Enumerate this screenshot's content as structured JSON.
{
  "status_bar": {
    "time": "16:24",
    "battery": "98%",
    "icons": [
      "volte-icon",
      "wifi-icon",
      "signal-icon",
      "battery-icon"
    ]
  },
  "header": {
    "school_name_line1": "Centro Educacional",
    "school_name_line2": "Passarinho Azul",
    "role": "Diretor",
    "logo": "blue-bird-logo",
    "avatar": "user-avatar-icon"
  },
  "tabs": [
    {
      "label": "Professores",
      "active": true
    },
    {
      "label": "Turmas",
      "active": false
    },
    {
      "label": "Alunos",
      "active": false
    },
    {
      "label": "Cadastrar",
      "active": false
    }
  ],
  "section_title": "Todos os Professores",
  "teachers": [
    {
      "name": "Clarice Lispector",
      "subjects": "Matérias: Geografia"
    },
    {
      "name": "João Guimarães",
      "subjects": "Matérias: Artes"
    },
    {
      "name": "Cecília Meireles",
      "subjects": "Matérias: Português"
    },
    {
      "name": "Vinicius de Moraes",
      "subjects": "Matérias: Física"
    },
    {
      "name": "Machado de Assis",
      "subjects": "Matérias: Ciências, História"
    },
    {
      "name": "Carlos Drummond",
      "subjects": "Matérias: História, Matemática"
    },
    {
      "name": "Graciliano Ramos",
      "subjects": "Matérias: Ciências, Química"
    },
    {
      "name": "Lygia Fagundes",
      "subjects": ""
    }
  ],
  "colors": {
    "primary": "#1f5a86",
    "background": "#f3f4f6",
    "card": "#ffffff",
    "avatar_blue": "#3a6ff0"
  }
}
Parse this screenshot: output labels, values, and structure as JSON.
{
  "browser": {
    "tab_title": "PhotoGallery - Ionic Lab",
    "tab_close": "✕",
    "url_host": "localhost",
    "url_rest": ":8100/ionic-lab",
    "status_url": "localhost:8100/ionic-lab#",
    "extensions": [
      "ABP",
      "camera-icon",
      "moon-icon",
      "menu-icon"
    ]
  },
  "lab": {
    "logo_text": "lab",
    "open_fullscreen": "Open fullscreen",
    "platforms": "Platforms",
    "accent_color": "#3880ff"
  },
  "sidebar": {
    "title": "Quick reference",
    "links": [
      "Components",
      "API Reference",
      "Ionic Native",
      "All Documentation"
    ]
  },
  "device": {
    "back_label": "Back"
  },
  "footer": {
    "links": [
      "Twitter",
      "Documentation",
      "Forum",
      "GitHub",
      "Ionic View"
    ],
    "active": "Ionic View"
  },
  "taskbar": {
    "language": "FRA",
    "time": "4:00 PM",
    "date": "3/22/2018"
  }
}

----

BRIEF | Copy exactly, word for word, the line with "Parse this screenshot: output" through the final line of the listing.

TASK ANSWER |
Parse this screenshot: output labels, values, and structure as JSON.
{
  "browser": {
    "tab_title": "PhotoGallery - Ionic Lab",
    "tab_close": "✕",
    "url_host": "localhost",
    "url_rest": ":8100/ionic-lab",
    "status_url": "localhost:8100/ionic-lab#",
    "extensions": [
      "ABP",
      "camera-icon",
      "moon-icon",
      "menu-icon"
    ]
  },
  "lab": {
    "logo_text": "lab",
    "open_fullscreen": "Open fullscreen",
    "platforms": "Platforms",
    "accent_color": "#3880ff"
  },
  "sidebar": {
    "title": "Quick reference",
    "links": [
      "Components",
      "API Reference",
      "Ionic Native",
      "All Documentation"
    ]
  },
  "device": {
    "back_label": "Back"
  },
  "footer": {
    "links": [
      "Twitter",
      "Documentation",
      "Forum",
      "GitHub",
      "Ionic View"
    ],
    "active": "Ionic View"
  },
  "taskbar": {
    "language": "FRA",
    "time": "4:00 PM",
    "date": "3/22/2018"
  }
}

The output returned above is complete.